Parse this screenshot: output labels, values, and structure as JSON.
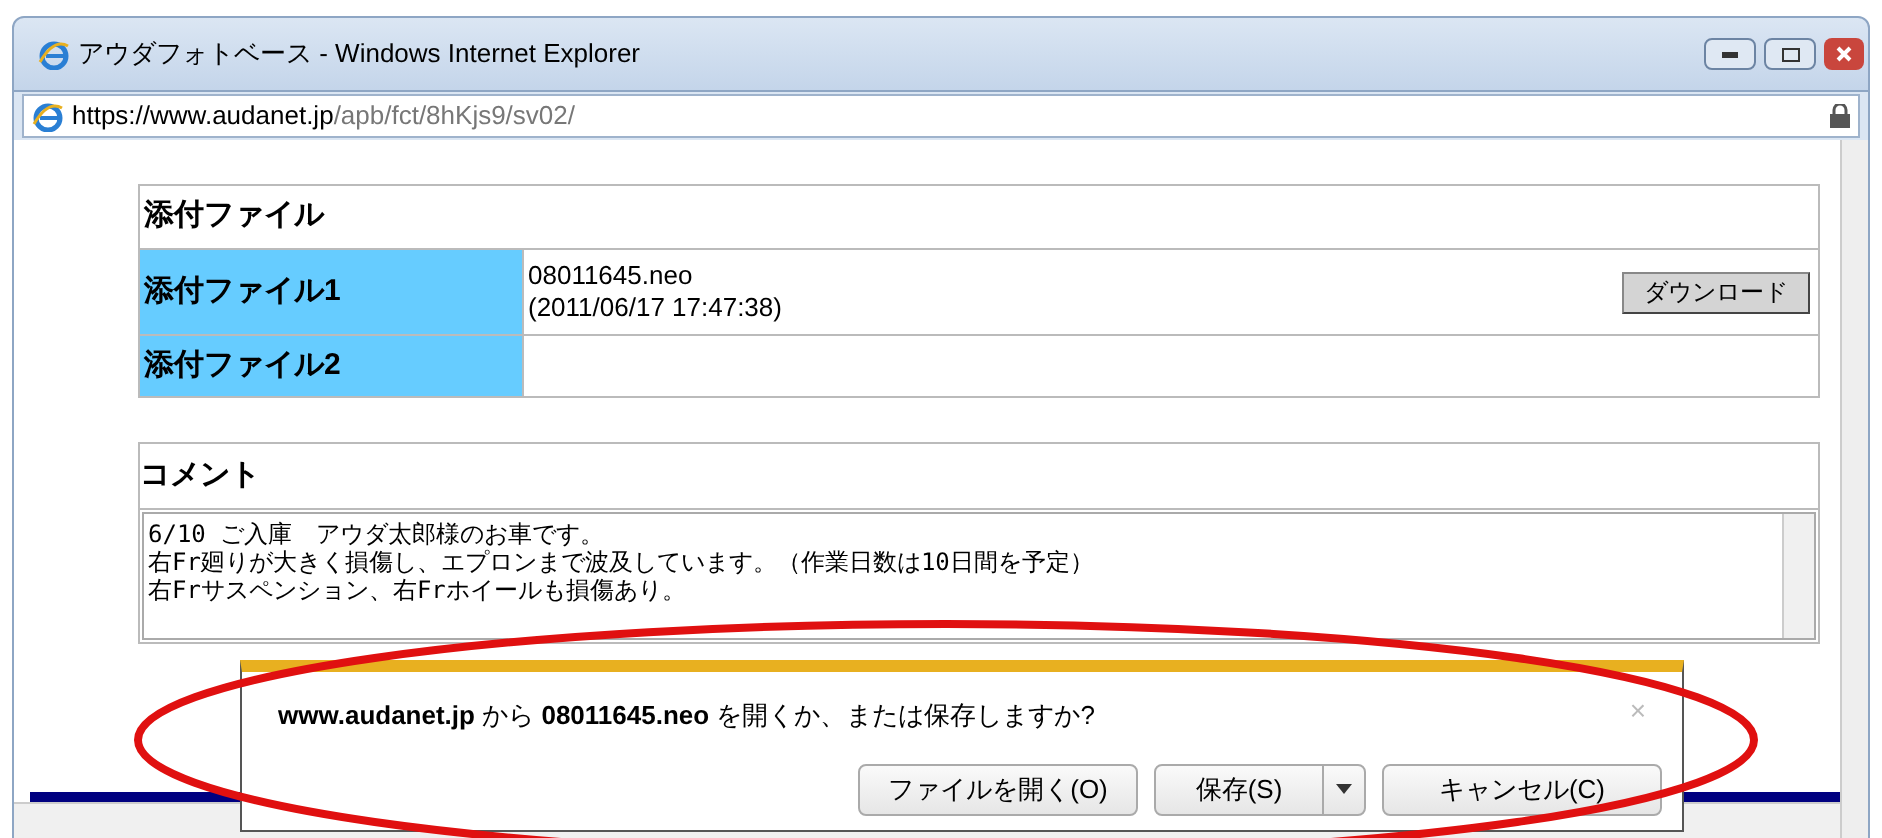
{
  "window": {
    "title": "アウダフォトベース - Windows Internet Explorer"
  },
  "address_bar": {
    "url_host": "https://www.audanet.jp",
    "url_path": "/apb/fct/8hKjs9/sv02/"
  },
  "attachments": {
    "heading": "添付ファイル",
    "rows": [
      {
        "label": "添付ファイル1",
        "file": "08011645.neo",
        "date": "(2011/06/17 17:47:38)",
        "button": "ダウンロード"
      },
      {
        "label": "添付ファイル2"
      }
    ]
  },
  "comment": {
    "heading": "コメント",
    "lines": [
      "6/10 ご入庫　アウダ太郎様のお車です。",
      "右Fr廻りが大きく損傷し、エプロンまで波及しています。（作業日数は10日間を予定）",
      "右Frサスペンション、右Frホイールも損傷あり。"
    ]
  },
  "download_bar": {
    "message": "**www.audanet.jp** から **08011645.neo** を開くか、または保存しますか?",
    "close": "×",
    "buttons": [
      {
        "kind": "plain",
        "label": "ファイルを開く(O)"
      },
      {
        "kind": "split",
        "label": "保存(S)"
      },
      {
        "kind": "plain",
        "label": "キャンセル(C)"
      }
    ]
  }
}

+ + + +

Search the data for "audanet". Copy every matching line.

# [Reply]
    "url_host": "https://www.audanet.jp",
    "message": "**www.audanet.jp** から **08011645.neo** を開くか、または保存しますか?",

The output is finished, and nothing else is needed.